Extracted material -
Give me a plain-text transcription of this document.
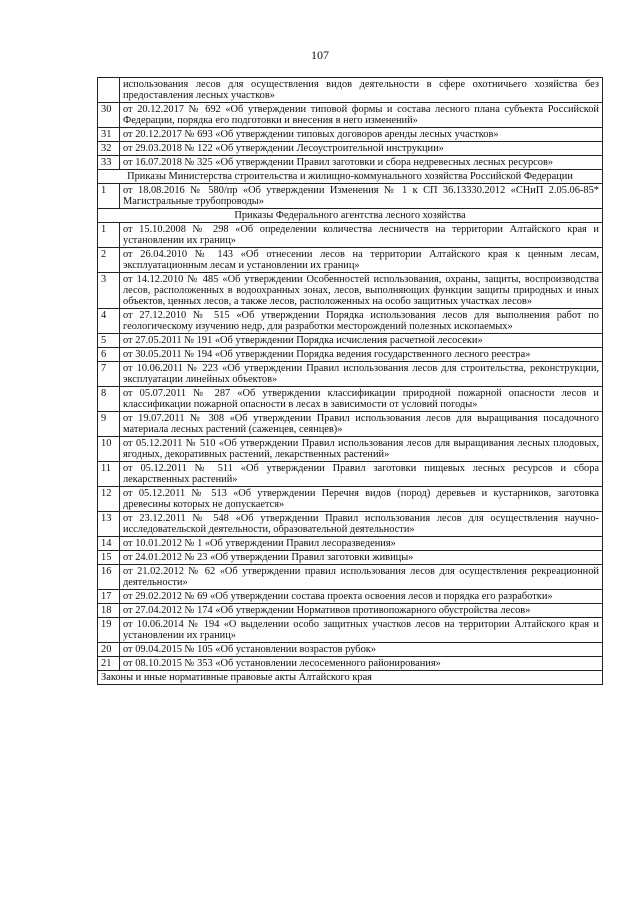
107
	использования лесов для осуществления видов деятельности в сфере охотничьего хозяйства без предоставления лесных участков»
30	от 20.12.2017 № 692 «Об утверждении типовой формы и состава лесного плана субъекта Российской Федерации, порядка его подготовки и внесения в него изменений»
31	от 20.12.2017 № 693 «Об утверждении типовых договоров аренды лесных участков»
32	от 29.03.2018 № 122 «Об утверждении Лесоустроительной инструкции»
33	от 16.07.2018 № 325 «Об утверждении Правил заготовки и сбора недревесных лесных ресурсов»
Приказы Министерства строительства и жилищно-коммунального хозяйства Российской Федерации	
1	от 18.08.2016 № 580/пр «Об утверждении Изменения № 1 к СП 36.13330.2012 «СНиП 2.05.06-85* Магистральные трубопроводы»
Приказы Федерального агентства лесного хозяйства	
1	от 15.10.2008 № 298 «Об определении количества лесничеств на территории Алтайского края и установлении их границ»
2	от 26.04.2010 № 143 «Об отнесении лесов на территории Алтайского края к ценным лесам, эксплуатационным лесам и установлении их границ»
3	от 14.12.2010 № 485 «Об утверждении Особенностей использования, охраны, защиты, воспроизводства лесов, расположенных в водоохранных зонах, лесов, выполняющих функции защиты природных и иных объектов, ценных лесов, а также лесов, расположенных на особо защитных участках лесов»
4	от 27.12.2010 № 515 «Об утверждении Порядка использования лесов для выполнения работ по геологическому изучению недр, для разработки месторождений полезных ископаемых»
5	от 27.05.2011 № 191 «Об утверждении Порядка исчисления расчетной лесосеки»
6	от 30.05.2011 № 194 «Об утверждении Порядка ведения государственного лесного реестра»
7	от 10.06.2011 № 223 «Об утверждении Правил использования лесов для строительства, реконструкции, эксплуатации линейных объектов»
8	от 05.07.2011 № 287 «Об утверждении классификации природной пожарной опасности лесов и классификации пожарной опасности в лесах в зависимости от условий погоды»
9	от 19.07.2011 № 308 «Об утверждении Правил использования лесов для выращивания посадочного материала лесных растений (саженцев, сеянцев)»
10	от 05.12.2011 № 510 «Об утверждении Правил использования лесов для выращивания лесных плодовых, ягодных, декоративных растений, лекарственных растений»
11	от 05.12.2011 № 511 «Об утверждении Правил заготовки пищевых лесных ресурсов и сбора лекарственных растений»
12	от 05.12.2011 № 513 «Об утверждении Перечня видов (пород) деревьев и кустарников, заготовка древесины которых не допускается»
13	от 23.12.2011 № 548 «Об утверждении Правил использования лесов для осуществления научно-исследовательской деятельности, образовательной деятельности»
14	от 10.01.2012 № 1 «Об утверждении Правил лесоразведения»
15	от 24.01.2012 № 23 «Об утверждении Правил заготовки живицы»
16	от 21.02.2012 № 62 «Об утверждении правил использования лесов для осуществления рекреационной деятельности»
17	от 29.02.2012 № 69 «Об утверждении состава проекта освоения лесов и порядка его разработки»
18	от 27.04.2012 № 174 «Об утверждении Нормативов противопожарного обустройства лесов»
19	от 10.06.2014 № 194 «О выделении особо защитных участков лесов на территории Алтайского края и установлении их границ»
20	от 09.04.2015 № 105 «Об установлении возрастов рубок»
21	от 08.10.2015 № 353 «Об установлении лесосеменного районирования»
Законы и иные нормативные правовые акты Алтайского края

Goal of the exercise - Each line in the data that holds the string "установлении" should be found and copied.

Answer -
1	от 15.10.2008 № 298 «Об определении количества лесничеств на территории Алтайского края и установлении их границ»
2	от 26.04.2010 № 143 «Об отнесении лесов на территории Алтайского края к ценным лесам, эксплуатационным лесам и установлении их границ»
19	от 10.06.2014 № 194 «О выделении особо защитных участков лесов на территории Алтайского края и установлении их границ»
20	от 09.04.2015 № 105 «Об установлении возрастов рубок»
21	от 08.10.2015 № 353 «Об установлении лесосеменного районирования»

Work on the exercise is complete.